[Raw records]
>> start
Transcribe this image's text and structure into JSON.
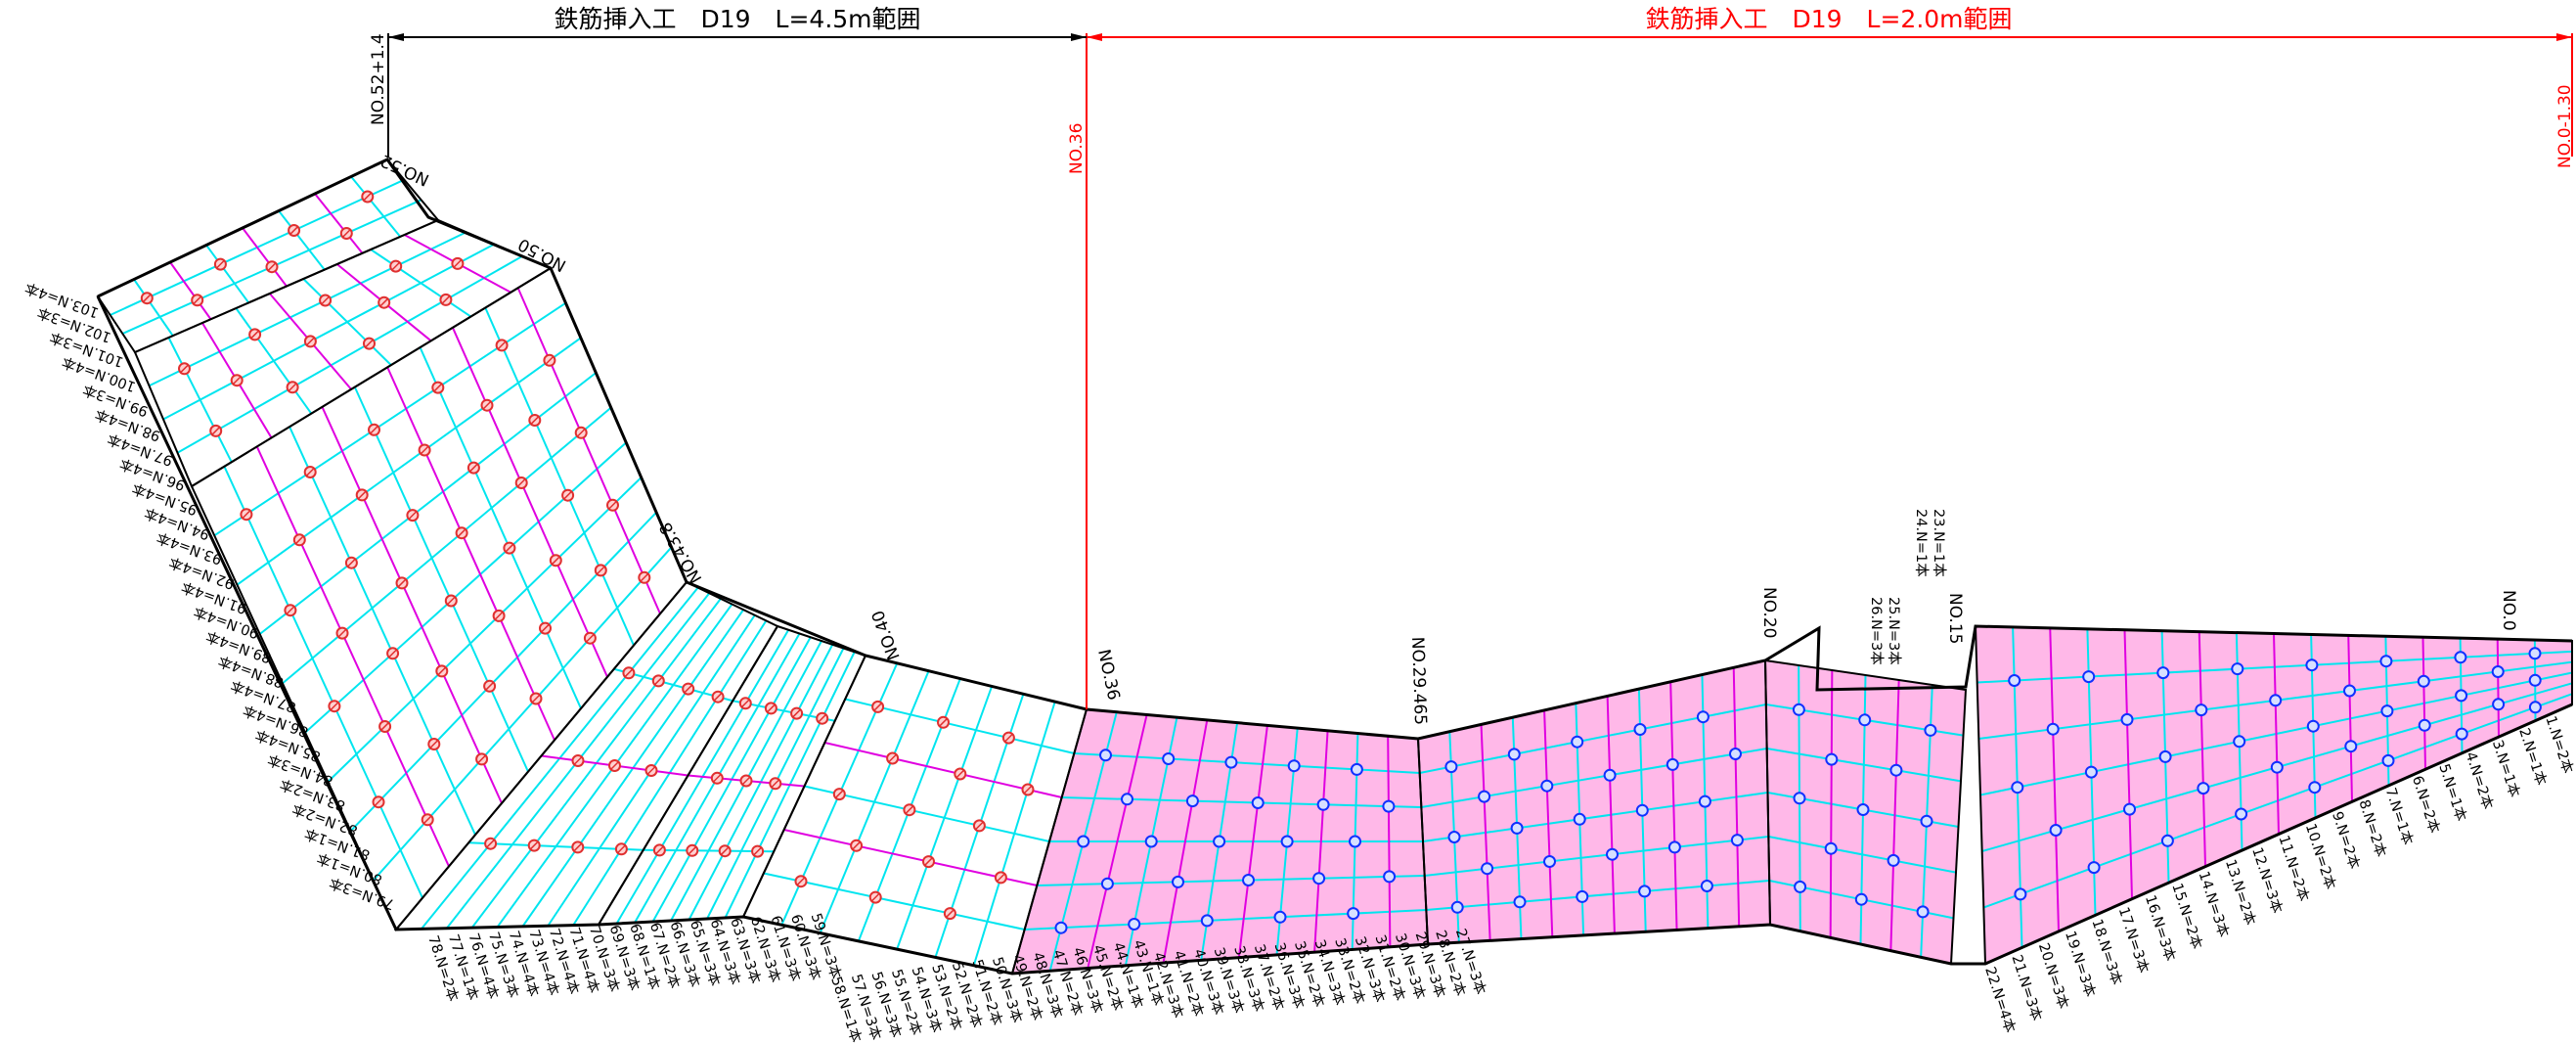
{
  "colors": {
    "outline": "#000000",
    "mesh_cyan": "#00e5ef",
    "rebar_magenta": "#e000e0",
    "fill_pink": "#ffb8e8",
    "marker_red": "#e03030",
    "marker_blue": "#1030ff",
    "dim_red": "#ff0000"
  },
  "dimensions": {
    "left": {
      "label": "鉄筋挿入工　D19　L=4.5m範囲"
    },
    "right": {
      "label": "鉄筋挿入工　D19　L=2.0m範囲"
    }
  },
  "extension_labels": {
    "left_end": "NO.52+1.4",
    "mid": "NO.36",
    "right_end": "NO.0-1.30"
  },
  "stations": [
    {
      "id": "no52",
      "text": "NO.52"
    },
    {
      "id": "no50",
      "text": "NO.50"
    },
    {
      "id": "no438",
      "text": "NO.43.8"
    },
    {
      "id": "no40",
      "text": "NO.40"
    },
    {
      "id": "no36",
      "text": "NO.36"
    },
    {
      "id": "no29",
      "text": "NO.29.465"
    },
    {
      "id": "no20",
      "text": "NO.20"
    },
    {
      "id": "no15",
      "text": "NO.15"
    },
    {
      "id": "no0",
      "text": "NO.0"
    }
  ],
  "pile_labels_upper": [
    "23.N=1本",
    "24.N=1本",
    "25.N=3本",
    "26.N=3本"
  ],
  "pile_labels_left": [
    "103.N=4本",
    "102.N=3本",
    "101.N=3本",
    "100.N=4本",
    "99.N=3本",
    "98.N=4本",
    "97.N=4本",
    "96.N=4本",
    "95.N=4本",
    "94.N=4本",
    "93.N=4本",
    "92.N=4本",
    "91.N=4本",
    "90.N=4本",
    "89.N=4本",
    "88.N=4本",
    "87.N=4本",
    "86.N=4本",
    "85.N=4本",
    "84.N=3本",
    "83.N=2本",
    "82.N=2本",
    "81.N=1本",
    "80.N=1本",
    "79.N=3本"
  ],
  "pile_labels_bottom": [
    "78.N=2本",
    "77.N=1本",
    "76.N=4本",
    "75.N=3本",
    "74.N=4本",
    "73.N=4本",
    "72.N=4本",
    "71.N=4本",
    "70.N=3本",
    "69.N=3本",
    "68.N=1本",
    "67.N=2本",
    "66.N=3本",
    "65.N=3本",
    "64.N=3本",
    "63.N=3本",
    "62.N=3本",
    "61.N=3本",
    "60.N=3本",
    "59.N=3本",
    "58.N=1本",
    "57.N=3本",
    "56.N=3本",
    "55.N=2本",
    "54.N=3本",
    "53.N=2本",
    "52.N=2本",
    "51.N=2本",
    "50.N=3本",
    "49.N=2本",
    "48.N=3本",
    "47.N=2本",
    "46.N=3本",
    "45.N=2本",
    "44.N=1本",
    "43.N=1本",
    "42.N=3本",
    "41.N=2本",
    "40.N=3本",
    "39.N=3本",
    "38.N=3本",
    "37.N=2本",
    "36.N=3本",
    "35.N=2本",
    "34.N=3本",
    "33.N=2本",
    "32.N=3本",
    "31.N=2本",
    "30.N=3本",
    "29.N=3本",
    "28.N=2本",
    "27.N=3本",
    "22.N=4本",
    "21.N=3本",
    "20.N=3本",
    "19.N=3本",
    "18.N=3本",
    "17.N=3本",
    "16.N=3本",
    "15.N=2本",
    "14.N=3本",
    "13.N=2本",
    "12.N=3本",
    "11.N=2本",
    "10.N=2本",
    "9.N=2本",
    "8.N=2本",
    "7.N=1本",
    "6.N=2本",
    "5.N=1本",
    "4.N=2本",
    "3.N=1本",
    "2.N=1本",
    "1.N=2本"
  ]
}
>> end
| What is asked |
Quote each record exactly as it stands, minus the pictures.

| Exercise output |
Transcribe this image's text and structure into JSON.
{
  "colors": {
    "outline": "#000000",
    "mesh_cyan": "#00e5ef",
    "rebar_magenta": "#e000e0",
    "fill_pink": "#ffb8e8",
    "marker_red": "#e03030",
    "marker_blue": "#1030ff",
    "dim_red": "#ff0000"
  },
  "dimensions": {
    "left": {
      "label": "鉄筋挿入工　D19　L=4.5m範囲"
    },
    "right": {
      "label": "鉄筋挿入工　D19　L=2.0m範囲"
    }
  },
  "extension_labels": {
    "left_end": "NO.52+1.4",
    "mid": "NO.36",
    "right_end": "NO.0-1.30"
  },
  "stations": [
    {
      "id": "no52",
      "text": "NO.52"
    },
    {
      "id": "no50",
      "text": "NO.50"
    },
    {
      "id": "no438",
      "text": "NO.43.8"
    },
    {
      "id": "no40",
      "text": "NO.40"
    },
    {
      "id": "no36",
      "text": "NO.36"
    },
    {
      "id": "no29",
      "text": "NO.29.465"
    },
    {
      "id": "no20",
      "text": "NO.20"
    },
    {
      "id": "no15",
      "text": "NO.15"
    },
    {
      "id": "no0",
      "text": "NO.0"
    }
  ],
  "pile_labels_upper": [
    "23.N=1本",
    "24.N=1本",
    "25.N=3本",
    "26.N=3本"
  ],
  "pile_labels_left": [
    "103.N=4本",
    "102.N=3本",
    "101.N=3本",
    "100.N=4本",
    "99.N=3本",
    "98.N=4本",
    "97.N=4本",
    "96.N=4本",
    "95.N=4本",
    "94.N=4本",
    "93.N=4本",
    "92.N=4本",
    "91.N=4本",
    "90.N=4本",
    "89.N=4本",
    "88.N=4本",
    "87.N=4本",
    "86.N=4本",
    "85.N=4本",
    "84.N=3本",
    "83.N=2本",
    "82.N=2本",
    "81.N=1本",
    "80.N=1本",
    "79.N=3本"
  ],
  "pile_labels_bottom": [
    "78.N=2本",
    "77.N=1本",
    "76.N=4本",
    "75.N=3本",
    "74.N=4本",
    "73.N=4本",
    "72.N=4本",
    "71.N=4本",
    "70.N=3本",
    "69.N=3本",
    "68.N=1本",
    "67.N=2本",
    "66.N=3本",
    "65.N=3本",
    "64.N=3本",
    "63.N=3本",
    "62.N=3本",
    "61.N=3本",
    "60.N=3本",
    "59.N=3本",
    "58.N=1本",
    "57.N=3本",
    "56.N=3本",
    "55.N=2本",
    "54.N=3本",
    "53.N=2本",
    "52.N=2本",
    "51.N=2本",
    "50.N=3本",
    "49.N=2本",
    "48.N=3本",
    "47.N=2本",
    "46.N=3本",
    "45.N=2本",
    "44.N=1本",
    "43.N=1本",
    "42.N=3本",
    "41.N=2本",
    "40.N=3本",
    "39.N=3本",
    "38.N=3本",
    "37.N=2本",
    "36.N=3本",
    "35.N=2本",
    "34.N=3本",
    "33.N=2本",
    "32.N=3本",
    "31.N=2本",
    "30.N=3本",
    "29.N=3本",
    "28.N=2本",
    "27.N=3本",
    "22.N=4本",
    "21.N=3本",
    "20.N=3本",
    "19.N=3本",
    "18.N=3本",
    "17.N=3本",
    "16.N=3本",
    "15.N=2本",
    "14.N=3本",
    "13.N=2本",
    "12.N=3本",
    "11.N=2本",
    "10.N=2本",
    "9.N=2本",
    "8.N=2本",
    "7.N=1本",
    "6.N=2本",
    "5.N=1本",
    "4.N=2本",
    "3.N=1本",
    "2.N=1本",
    "1.N=2本"
  ]
}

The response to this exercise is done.